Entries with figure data
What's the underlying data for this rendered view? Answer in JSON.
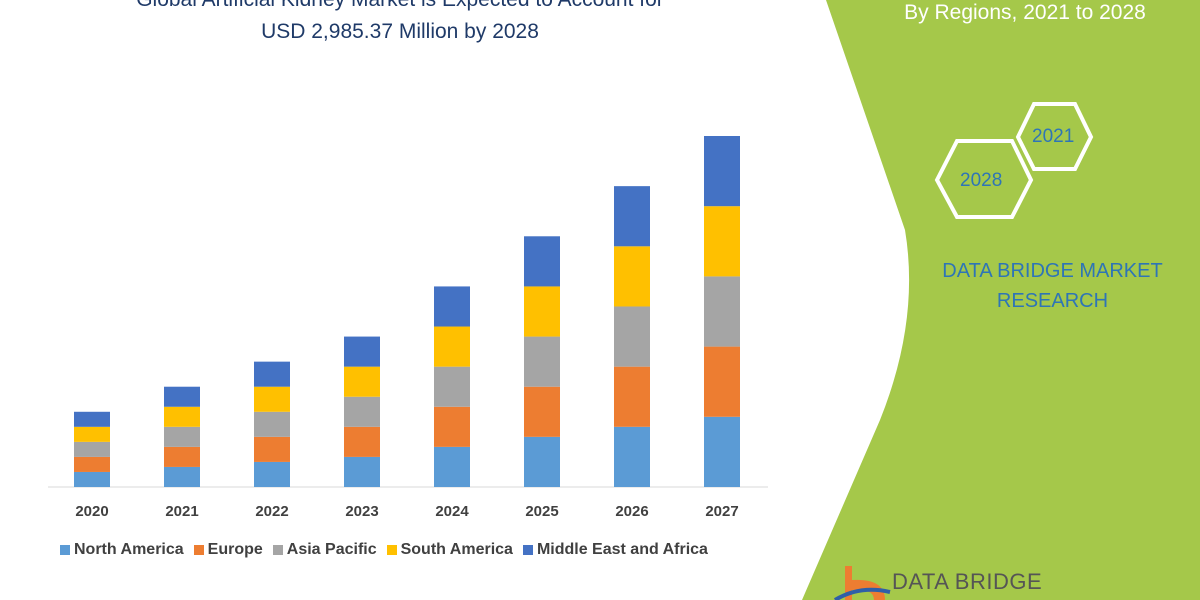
{
  "title_line1": "Global Artificial Kidney Market is Expected to Account for",
  "title_line2": "USD 2,985.37 Million by 2028",
  "side_panel": {
    "subtitle": "By Regions, 2021 to 2028",
    "hex_years": [
      "2021",
      "2028"
    ],
    "brand_text": "DATA BRIDGE MARKET RESEARCH",
    "logo_text": "DATA BRIDGE",
    "color": "#a5c84a"
  },
  "chart_data": {
    "type": "bar",
    "stacked": true,
    "categories": [
      "2020",
      "2021",
      "2022",
      "2023",
      "2024",
      "2025",
      "2026",
      "2027"
    ],
    "series": [
      {
        "name": "North America",
        "color": "#5b9bd5",
        "values": [
          15,
          20,
          25,
          30,
          40,
          50,
          60,
          70
        ]
      },
      {
        "name": "Europe",
        "color": "#ed7d31",
        "values": [
          15,
          20,
          25,
          30,
          40,
          50,
          60,
          70
        ]
      },
      {
        "name": "Asia Pacific",
        "color": "#a5a5a5",
        "values": [
          15,
          20,
          25,
          30,
          40,
          50,
          60,
          70
        ]
      },
      {
        "name": "South America",
        "color": "#ffc000",
        "values": [
          15,
          20,
          25,
          30,
          40,
          50,
          60,
          70
        ]
      },
      {
        "name": "Middle East and Africa",
        "color": "#4472c4",
        "values": [
          15,
          20,
          25,
          30,
          40,
          50,
          60,
          70
        ]
      }
    ],
    "ylim": [
      0,
      350
    ],
    "y_axis_shown": false,
    "grid": false,
    "legend_position": "bottom"
  }
}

→ JOB
Omit all pictures while transcribing the entries verbatim.

→ SOLUTION FOR THIS PROBLEM
What's the underlying data for this rendered view? Answer in JSON.
{
  "title_line1": "Global Artificial Kidney Market is Expected to Account for",
  "title_line2": "USD 2,985.37 Million by 2028",
  "side_panel": {
    "subtitle": "By Regions, 2021 to 2028",
    "hex_years": [
      "2021",
      "2028"
    ],
    "brand_text": "DATA BRIDGE MARKET RESEARCH",
    "logo_text": "DATA BRIDGE",
    "color": "#a5c84a"
  },
  "chart_data": {
    "type": "bar",
    "stacked": true,
    "categories": [
      "2020",
      "2021",
      "2022",
      "2023",
      "2024",
      "2025",
      "2026",
      "2027"
    ],
    "series": [
      {
        "name": "North America",
        "color": "#5b9bd5",
        "values": [
          15,
          20,
          25,
          30,
          40,
          50,
          60,
          70
        ]
      },
      {
        "name": "Europe",
        "color": "#ed7d31",
        "values": [
          15,
          20,
          25,
          30,
          40,
          50,
          60,
          70
        ]
      },
      {
        "name": "Asia Pacific",
        "color": "#a5a5a5",
        "values": [
          15,
          20,
          25,
          30,
          40,
          50,
          60,
          70
        ]
      },
      {
        "name": "South America",
        "color": "#ffc000",
        "values": [
          15,
          20,
          25,
          30,
          40,
          50,
          60,
          70
        ]
      },
      {
        "name": "Middle East and Africa",
        "color": "#4472c4",
        "values": [
          15,
          20,
          25,
          30,
          40,
          50,
          60,
          70
        ]
      }
    ],
    "ylim": [
      0,
      350
    ],
    "y_axis_shown": false,
    "grid": false,
    "legend_position": "bottom"
  }
}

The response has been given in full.